### JOB
Type out the data exactly as given. Skip any image.

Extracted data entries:
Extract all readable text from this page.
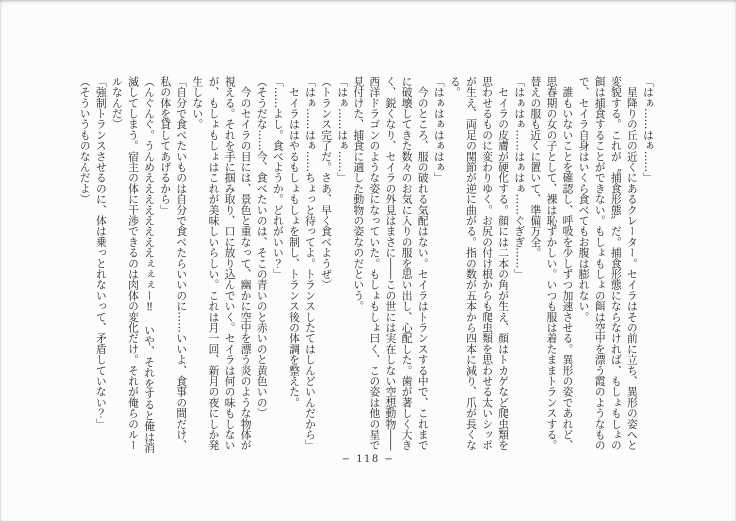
「はぁ……はぁ……」

　星降りの丘の近くにあるクレーター。セイラはその前に立ち、異形の姿へと

変貌する。これが〝捕食形態〟だ。捕食形態にならなければ、もしょもしょの

餌は捕食することができない。もしょもしょの餌は空中を漂う霞のようなもの

で、セイラ自身はいくら食べてもお腹は膨れない。

　誰もいないことを確認し、呼吸を少しずつ加速させる。異形の姿であれど、

思春期の女の子として、裸は恥ずかしい。いつも服は着たままトランスする。

替えの服も近くに置いて、準備万全。

「はぁはぁ……はぁはぁ……ぐぎぎ……」

　セイラの皮膚が硬化する。顔には二本の角が生え、顔はトカゲなど爬虫類を

思わせるものに変わりゆく。お尻の付け根からも爬虫類を思わせる太いシッポ

が生え、両足の関節が逆に曲がる。指の数が五本から四本に減り、爪が長くな

る。

「はぁはぁはぁはぁ」

　今のところ、服の破れる気配はない。セイラはトランスする中で、これまで

に破壊してきた数々のお気に入りの服を思い出し、心配した。歯が著しく大き

く、鋭くなり、セイラの外見はまさに――この世には実在しない空想動物――

西洋ドラゴンのような姿になっていた。もしょもしょ曰く、この姿は他の星で

見付けた、捕食に適した動物の姿なのだという。

「はぁ……はぁ……」

（トランス完了だ。さあ、早く食べようぜ）

「はぁ……はぁ……ちょっと待ってよ。トランスしたてはしんどいんだから」

　セイラははやるもしょもしょを制し、トランス後の体調を整えた。

「……よし。食べようか。どれがいい？」

（そうだな……今、食べたいのは、そこの青いのと赤いのと黄色いの）

　今のセイラの目には、景色と重なって、幽かに空中を漂う炎のような物体が

視える。それを手に掴み取り、口に放り込んでいく。セイラは何の味もしない

が、もしょもしょはこれが美味しいらしい。これは月一回、新月の夜にしか発

生しない。

「自分で食べたいものは自分で食べたらいいのに……いいよ、食事の間だけ、

私の体を貸してあげるから」

（んぐんぐ。うんめええええええええぇぇぇー‼　いや、それをすると俺は消

滅してしまう。宿主の体に干渉できるのは肉体の変化だけ。それが俺らのルー

ルなんだ）

「強制トランスさせるのに、体は乗っとれないって、矛盾していない？」

（そういうものなんだよ）

− 118 −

### THE OUTPUT
Extract all readable text from this page.
「はぁ……はぁ……」

　星降りの丘の近くにあるクレーター。セイラはその前に立ち、異形の姿へと

変貌する。これが〝捕食形態〟だ。捕食形態にならなければ、もしょもしょの

餌は捕食することができない。もしょもしょの餌は空中を漂う霞のようなもの

で、セイラ自身はいくら食べてもお腹は膨れない。

　誰もいないことを確認し、呼吸を少しずつ加速させる。異形の姿であれど、

思春期の女の子として、裸は恥ずかしい。いつも服は着たままトランスする。

替えの服も近くに置いて、準備万全。

「はぁはぁ……はぁはぁ……ぐぎぎ……」

　セイラの皮膚が硬化する。顔には二本の角が生え、顔はトカゲなど爬虫類を

思わせるものに変わりゆく。お尻の付け根からも爬虫類を思わせる太いシッポ

が生え、両足の関節が逆に曲がる。指の数が五本から四本に減り、爪が長くな

る。

「はぁはぁはぁはぁ」

　今のところ、服の破れる気配はない。セイラはトランスする中で、これまで

に破壊してきた数々のお気に入りの服を思い出し、心配した。歯が著しく大き

く、鋭くなり、セイラの外見はまさに――この世には実在しない空想動物――

西洋ドラゴンのような姿になっていた。もしょもしょ曰く、この姿は他の星で

見付けた、捕食に適した動物の姿なのだという。

「はぁ……はぁ……」

（トランス完了だ。さあ、早く食べようぜ）

「はぁ……はぁ……ちょっと待ってよ。トランスしたてはしんどいんだから」

　セイラははやるもしょもしょを制し、トランス後の体調を整えた。

「……よし。食べようか。どれがいい？」

（そうだな……今、食べたいのは、そこの青いのと赤いのと黄色いの）

　今のセイラの目には、景色と重なって、幽かに空中を漂う炎のような物体が

視える。それを手に掴み取り、口に放り込んでいく。セイラは何の味もしない

が、もしょもしょはこれが美味しいらしい。これは月一回、新月の夜にしか発

生しない。

「自分で食べたいものは自分で食べたらいいのに……いいよ、食事の間だけ、

私の体を貸してあげるから」

（んぐんぐ。うんめええええええええぇぇぇー‼　いや、それをすると俺は消

滅してしまう。宿主の体に干渉できるのは肉体の変化だけ。それが俺らのルー

ルなんだ）

「強制トランスさせるのに、体は乗っとれないって、矛盾していない？」

（そういうものなんだよ）

− 118 −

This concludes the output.